» **YOUR INSTRUCTIONS**:
Output the material beneath this task exactly, images excluded.

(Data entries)
┏━━

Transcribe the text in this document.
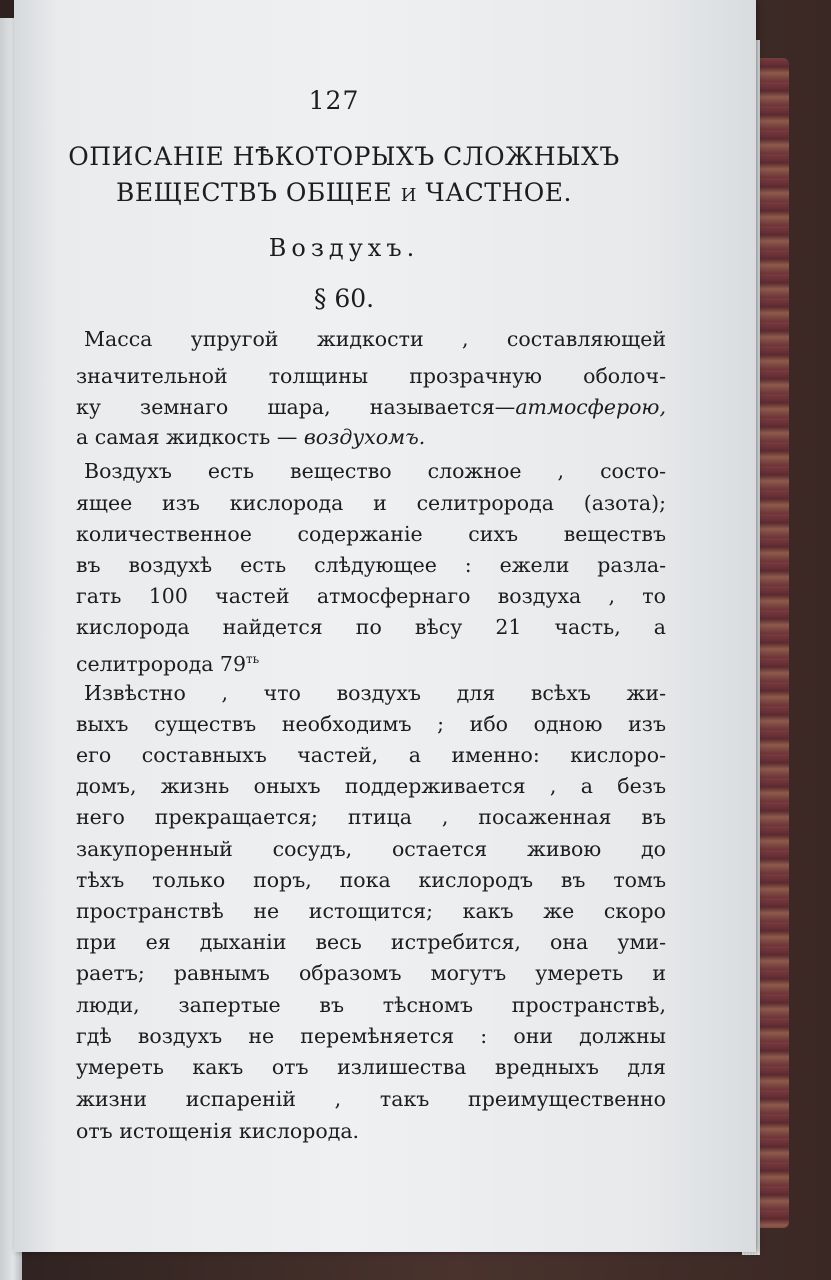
127
ОПИСАНІЕ НѢКОТОРЫХЪ СЛОЖНЫХЪ
ВЕЩЕСТВЪ ОБЩЕЕ и ЧАСТНОЕ.
Воздухъ.
§ 60.
Масса упругой жидкости , составляющей
значительной толщины прозрачную оболоч-
ку земнаго шара, называется—атмосферою,
а самая жидкость — воздухомъ.
Воздухъ есть вещество сложное , состо-
ящее изъ кислорода и селитророда (азота);
количественное содержаніе сихъ веществъ
въ воздухѣ есть слѣдующее : ежели разла-
гать 100 частей атмосфернаго воздуха , то
кислорода найдется по вѣсу 21 часть, а
селитророда $79^{ть}$
Извѣстно , что воздухъ для всѣхъ жи-
выхъ существъ необходимъ ; ибо одною изъ
его составныхъ частей, а именно: кислоро-
домъ, жизнь оныхъ поддерживается , а безъ
него прекращается; птица , посаженная въ
закупоренный сосудъ, остается живою до
тѣхъ только поръ, пока кислородъ въ томъ
пространствѣ не истощится; какъ же скоро
при ея дыханіи весь истребится, она уми-
раетъ; равнымъ образомъ могутъ умереть и
люди, запертые въ тѣсномъ пространствѣ,
гдѣ воздухъ не перемѣняется : они должны
умереть какъ отъ излишества вредныхъ для
жизни испареній , такъ преимущественно
отъ истощенія кислорода.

┗━━

» **SOLVED EXERCISE**:
Transcribe the text in this document.
127
ОПИСАНІЕ НѢКОТОРЫХЪ СЛОЖНЫХЪ
ВЕЩЕСТВЪ ОБЩЕЕ и ЧАСТНОЕ.
Воздухъ.
§ 60.
Масса упругой жидкости , составляющей
значительной толщины прозрачную оболоч-
ку земнаго шара, называется—атмосферою,
а самая жидкость — воздухомъ.
Воздухъ есть вещество сложное , состо-
ящее изъ кислорода и селитророда (азота);
количественное содержаніе сихъ веществъ
въ воздухѣ есть слѣдующее : ежели разла-
гать 100 частей атмосфернаго воздуха , то
кислорода найдется по вѣсу 21 часть, а
селитророда $79^{ть}$
Извѣстно , что воздухъ для всѣхъ жи-
выхъ существъ необходимъ ; ибо одною изъ
его составныхъ частей, а именно: кислоро-
домъ, жизнь оныхъ поддерживается , а безъ
него прекращается; птица , посаженная въ
закупоренный сосудъ, остается живою до
тѣхъ только поръ, пока кислородъ въ томъ
пространствѣ не истощится; какъ же скоро
при ея дыханіи весь истребится, она уми-
раетъ; равнымъ образомъ могутъ умереть и
люди, запертые въ тѣсномъ пространствѣ,
гдѣ воздухъ не перемѣняется : они должны
умереть какъ отъ излишества вредныхъ для
жизни испареній , такъ преимущественно
отъ истощенія кислорода.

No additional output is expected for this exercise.